* STATED GOAL
Select every line in the records below that contains the word "blue", and copy each of those lines in full.
**********
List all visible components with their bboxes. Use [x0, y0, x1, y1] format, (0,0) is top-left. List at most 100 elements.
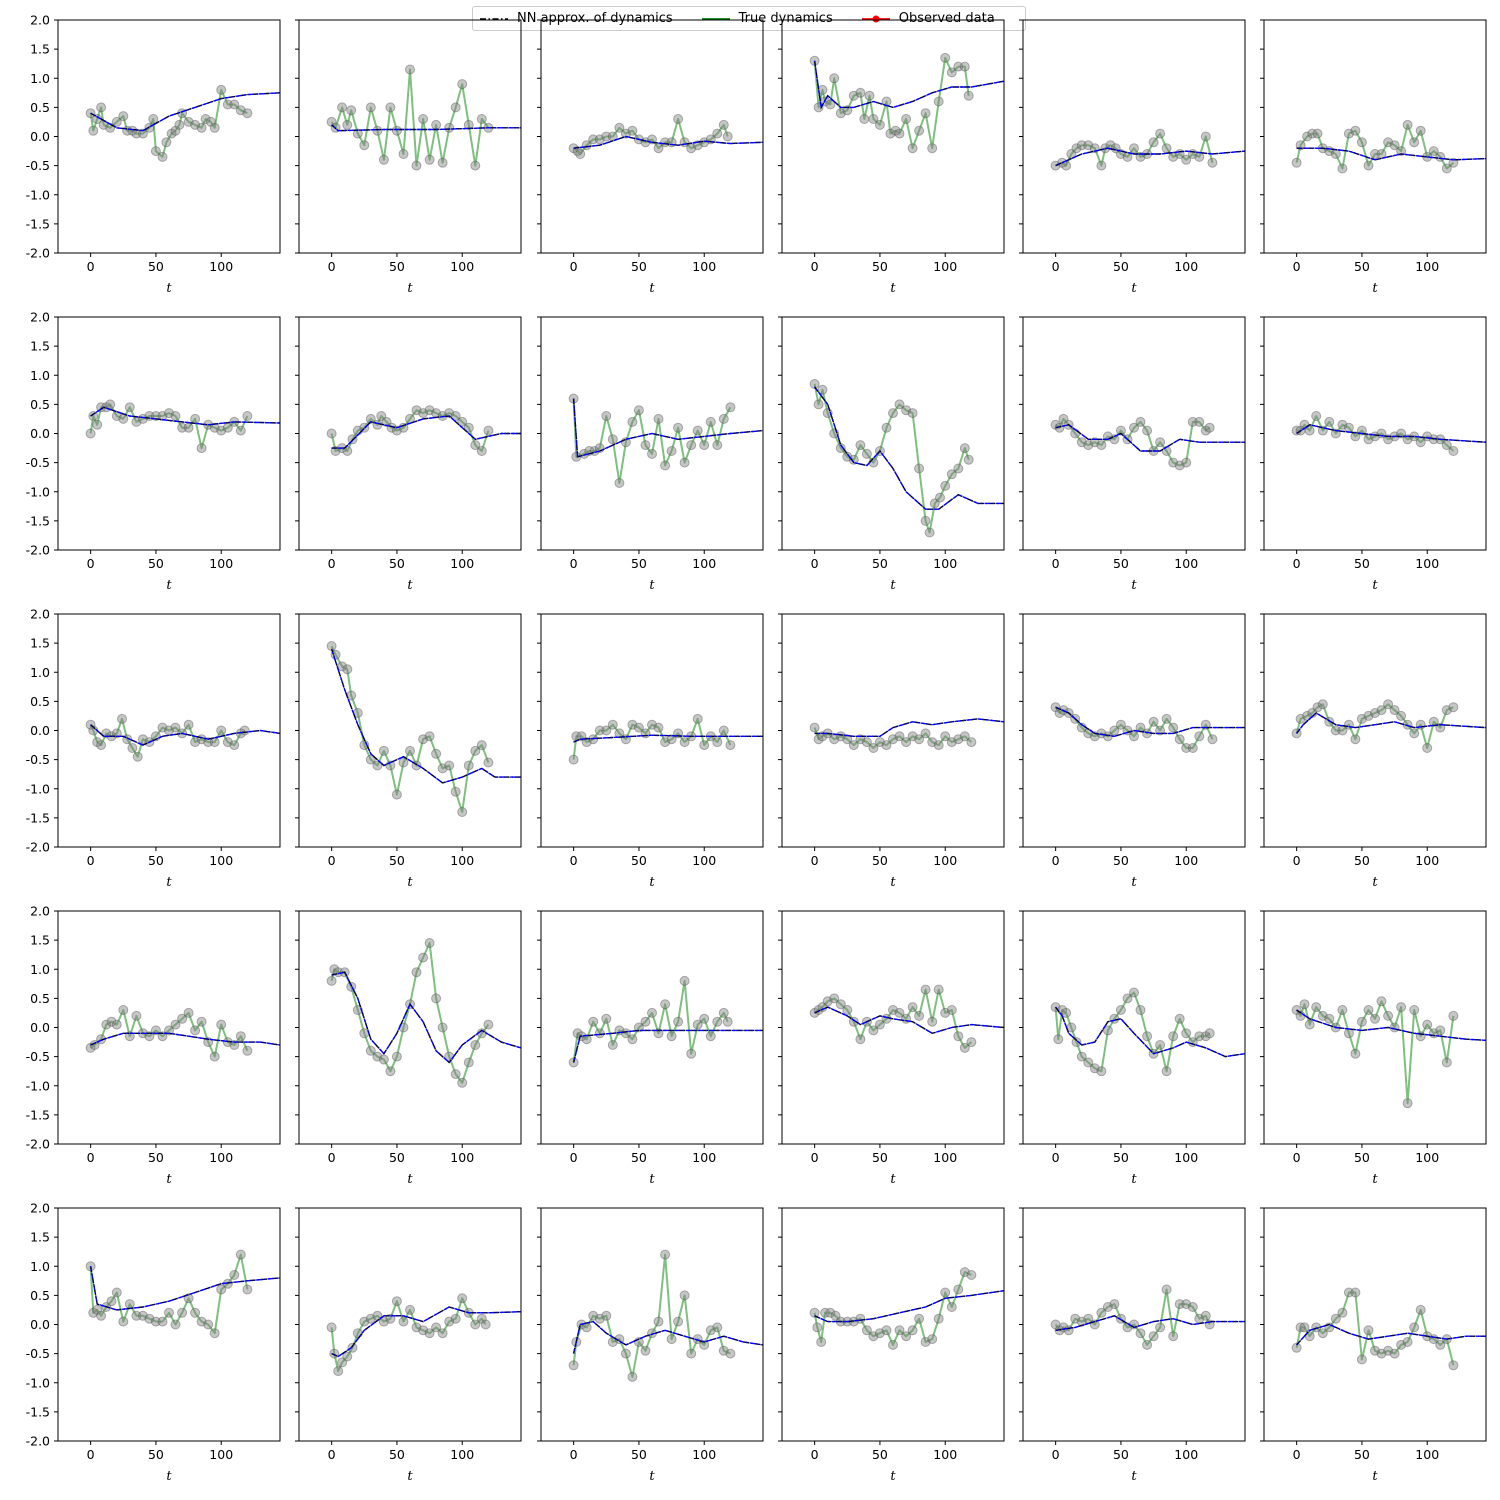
plot-area — [568, 975, 763, 1068]
y-tick-label: 0.5 — [30, 694, 50, 709]
observed-point — [333, 1366, 344, 1377]
observed-point — [666, 734, 677, 745]
observed-point — [216, 84, 227, 95]
observed-point — [157, 411, 168, 421]
y-tick-label: 1.0 — [30, 368, 50, 383]
observed-point — [132, 751, 143, 762]
observed-point — [164, 408, 174, 419]
observed-point — [164, 1307, 174, 1318]
y-tick-label: 1.5 — [30, 42, 50, 57]
nn-approx-line-black — [90, 92, 280, 132]
x-axis-label: t — [407, 875, 413, 890]
observed-point — [874, 1328, 885, 1339]
observed-point — [920, 108, 931, 119]
subplot-1-2: 0 50 100 t — [295, 19, 522, 296]
nn-approx-line-blue — [1055, 1315, 1245, 1331]
observed-point — [842, 1005, 853, 1015]
observed-point — [105, 399, 116, 410]
subplot-3-2: 0 50 100 t — [295, 613, 522, 890]
subplot-2-2: 0 50 100 t — [295, 316, 522, 593]
observed-point — [1383, 1345, 1394, 1356]
legend-swatch-nn — [480, 17, 508, 20]
observed-point — [963, 454, 974, 465]
observed-point — [607, 719, 618, 730]
observed-point — [1370, 1345, 1380, 1356]
observed-point — [1350, 431, 1361, 442]
subplot-2-5: 0 50 100 t — [1019, 316, 1246, 593]
observed-point — [235, 105, 246, 116]
observed-point — [190, 413, 201, 424]
observed-point — [601, 725, 612, 736]
x-tick-label: 50 — [631, 259, 647, 274]
observed-point — [946, 1302, 957, 1312]
observed-point — [725, 1348, 736, 1359]
nn-approx-line-blue — [90, 724, 280, 746]
observed-point — [1383, 699, 1394, 710]
y-tick-label: 0.5 — [30, 397, 50, 412]
observed-point — [1324, 416, 1335, 427]
observed-point — [150, 146, 161, 157]
observed-point — [835, 108, 846, 119]
observed-point — [809, 1307, 820, 1318]
true-dynamics-line — [1295, 123, 1455, 170]
observed-point — [816, 1337, 827, 1347]
observed-point — [242, 411, 253, 421]
observed-point — [346, 105, 357, 116]
observed-point — [391, 425, 402, 436]
observed-point — [1441, 1057, 1452, 1068]
observed-point — [825, 99, 836, 110]
observed-point — [842, 734, 853, 745]
observed-point — [901, 114, 912, 124]
observed-point — [848, 90, 859, 101]
subplot-4-1: 2.0 1.5 1.0 0.5 0.0 -0.5 -1.0 -1.5 -2.0 0 50 100 t — [26, 904, 281, 1187]
x-tick-label: 50 — [148, 853, 164, 868]
nn-approx-line-blue — [331, 415, 521, 449]
observed-point — [137, 128, 148, 139]
observed-point — [378, 1316, 389, 1327]
x-tick-label: 50 — [1113, 556, 1129, 571]
observed-point — [326, 975, 337, 986]
x-axis-label: t — [166, 875, 172, 890]
x-tick-label: 0 — [87, 259, 95, 274]
nn-approx-line-blue — [331, 971, 521, 1064]
observed-point — [337, 102, 348, 113]
observed-point — [705, 1325, 716, 1336]
x-axis-label: t — [1131, 1469, 1137, 1484]
y-tick-label: 0.5 — [30, 1288, 50, 1303]
observed-point — [418, 952, 429, 963]
observed-point — [822, 996, 833, 1007]
observed-point — [1161, 143, 1172, 154]
x-tick-label: 100 — [209, 1447, 233, 1462]
y-tick-label: -0.5 — [26, 1346, 50, 1361]
x-axis-label: t — [1131, 578, 1137, 593]
observed-point — [1174, 1299, 1185, 1310]
axes-frame — [781, 910, 1005, 1145]
observed-point — [1102, 1302, 1113, 1312]
observed-point — [1363, 1005, 1374, 1015]
observed-point — [1356, 1016, 1367, 1027]
true-dynamics-line — [813, 56, 970, 150]
observed-point — [812, 1322, 823, 1333]
true-dynamics-line — [1054, 991, 1211, 1073]
observed-point — [372, 125, 383, 136]
subplot-4-6: 0 50 100 t — [1260, 910, 1487, 1187]
observed-point — [699, 1013, 710, 1024]
observed-point — [1174, 734, 1185, 745]
observed-point — [437, 763, 448, 774]
observed-point — [1312, 702, 1323, 713]
observed-point — [1441, 440, 1452, 451]
observed-point — [653, 722, 664, 733]
plot-area — [85, 713, 280, 762]
observed-point — [914, 734, 925, 745]
plot-area — [1050, 702, 1245, 753]
true-dynamics-line — [89, 88, 248, 158]
subplot-3-5: 0 50 100 t — [1019, 613, 1246, 890]
observed-point — [391, 125, 402, 136]
observed-point — [372, 419, 383, 430]
x-tick-label: 50 — [872, 556, 888, 571]
observed-point — [820, 1307, 831, 1318]
observed-point — [959, 443, 970, 454]
x-tick-label: 100 — [1415, 259, 1439, 274]
observed-point — [1370, 149, 1380, 159]
observed-point — [235, 1031, 246, 1042]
**********
* REPLY TO THE EXERCISE
nn-approx-line-blue — [1055, 1315, 1245, 1331]
nn-approx-line-blue — [90, 724, 280, 746]
nn-approx-line-blue — [331, 415, 521, 449]
nn-approx-line-blue — [331, 971, 521, 1064]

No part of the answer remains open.